### Ваша цель
Отредактируйте строки данных от строки с «series-6: [448, 38, 473, 148]» до строки с «data-point: [131, 78, 137, 85]» включительно, заменив «x-tick-label» на «x-axis-label». Приведите только эти строки, всё остальное в них оставьте без изменений.

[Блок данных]
○ ○ ○ ○ ○
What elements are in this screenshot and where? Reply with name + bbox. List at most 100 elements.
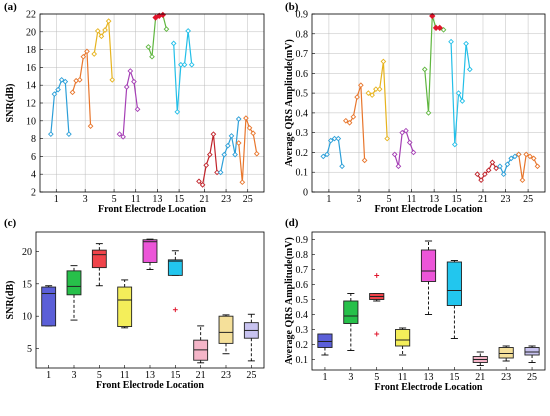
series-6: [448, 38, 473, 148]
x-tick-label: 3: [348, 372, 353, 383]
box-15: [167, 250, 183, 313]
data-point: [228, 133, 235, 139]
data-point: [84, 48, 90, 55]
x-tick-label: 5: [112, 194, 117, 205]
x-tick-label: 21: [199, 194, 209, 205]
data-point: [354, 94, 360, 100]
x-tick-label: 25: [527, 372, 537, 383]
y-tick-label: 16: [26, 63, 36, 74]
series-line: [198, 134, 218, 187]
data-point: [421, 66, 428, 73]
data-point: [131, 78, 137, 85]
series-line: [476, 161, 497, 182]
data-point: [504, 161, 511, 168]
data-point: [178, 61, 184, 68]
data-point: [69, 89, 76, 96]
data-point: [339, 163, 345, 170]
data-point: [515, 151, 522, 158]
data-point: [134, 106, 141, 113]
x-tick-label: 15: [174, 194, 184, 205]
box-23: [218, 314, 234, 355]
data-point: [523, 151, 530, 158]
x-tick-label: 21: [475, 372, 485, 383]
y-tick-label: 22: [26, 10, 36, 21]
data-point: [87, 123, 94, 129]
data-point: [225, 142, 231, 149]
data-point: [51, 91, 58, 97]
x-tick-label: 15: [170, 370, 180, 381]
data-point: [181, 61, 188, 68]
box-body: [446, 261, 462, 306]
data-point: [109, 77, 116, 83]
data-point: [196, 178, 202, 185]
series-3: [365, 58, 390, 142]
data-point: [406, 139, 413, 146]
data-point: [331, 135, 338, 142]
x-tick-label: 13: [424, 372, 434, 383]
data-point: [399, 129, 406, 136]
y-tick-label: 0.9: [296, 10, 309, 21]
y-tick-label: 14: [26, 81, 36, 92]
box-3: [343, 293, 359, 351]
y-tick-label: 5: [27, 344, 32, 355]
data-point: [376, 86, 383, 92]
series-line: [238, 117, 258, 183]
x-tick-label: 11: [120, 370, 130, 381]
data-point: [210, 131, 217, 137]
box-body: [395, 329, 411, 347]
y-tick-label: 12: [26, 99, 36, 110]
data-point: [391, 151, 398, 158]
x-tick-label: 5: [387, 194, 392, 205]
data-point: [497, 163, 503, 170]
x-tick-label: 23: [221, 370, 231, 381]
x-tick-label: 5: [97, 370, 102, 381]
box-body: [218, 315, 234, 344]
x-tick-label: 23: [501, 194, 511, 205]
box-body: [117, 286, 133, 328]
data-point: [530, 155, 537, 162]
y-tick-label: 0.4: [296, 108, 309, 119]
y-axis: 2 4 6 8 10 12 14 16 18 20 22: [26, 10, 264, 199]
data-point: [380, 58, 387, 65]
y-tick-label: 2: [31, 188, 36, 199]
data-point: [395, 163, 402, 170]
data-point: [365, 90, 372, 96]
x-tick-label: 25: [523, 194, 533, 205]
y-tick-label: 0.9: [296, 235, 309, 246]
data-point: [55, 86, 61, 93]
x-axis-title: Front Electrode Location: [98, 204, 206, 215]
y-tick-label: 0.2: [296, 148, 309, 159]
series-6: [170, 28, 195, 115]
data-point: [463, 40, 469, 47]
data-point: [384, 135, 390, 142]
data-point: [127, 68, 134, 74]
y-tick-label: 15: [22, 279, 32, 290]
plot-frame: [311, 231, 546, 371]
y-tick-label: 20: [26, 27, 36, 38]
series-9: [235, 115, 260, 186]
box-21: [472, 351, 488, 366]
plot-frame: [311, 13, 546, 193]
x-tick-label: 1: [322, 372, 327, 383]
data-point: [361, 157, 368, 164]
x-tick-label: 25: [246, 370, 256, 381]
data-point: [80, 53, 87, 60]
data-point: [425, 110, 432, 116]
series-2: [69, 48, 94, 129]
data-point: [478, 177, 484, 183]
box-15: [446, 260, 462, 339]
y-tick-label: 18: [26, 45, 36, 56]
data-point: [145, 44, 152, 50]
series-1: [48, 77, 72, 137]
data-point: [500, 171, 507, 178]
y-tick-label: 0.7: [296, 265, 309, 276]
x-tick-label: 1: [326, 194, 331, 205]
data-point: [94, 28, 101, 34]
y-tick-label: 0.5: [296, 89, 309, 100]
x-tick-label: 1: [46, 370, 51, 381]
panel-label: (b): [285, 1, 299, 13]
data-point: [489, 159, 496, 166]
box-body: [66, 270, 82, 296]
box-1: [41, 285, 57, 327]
○ ○ ○ ○ ○
### Ответ на задание
series-6: [448, 38, 473, 148]
x-axis-label: 3: [348, 372, 353, 383]
box-15: [167, 250, 183, 313]
data-point: [228, 133, 235, 139]
data-point: [84, 48, 90, 55]
x-axis-label: 5: [112, 194, 117, 205]
x-axis-label: 21: [199, 194, 209, 205]
data-point: [354, 94, 360, 100]
x-axis-label: 25: [527, 372, 537, 383]
y-tick-label: 16: [26, 63, 36, 74]
series-line: [198, 134, 218, 187]
data-point: [421, 66, 428, 73]
data-point: [131, 78, 137, 85]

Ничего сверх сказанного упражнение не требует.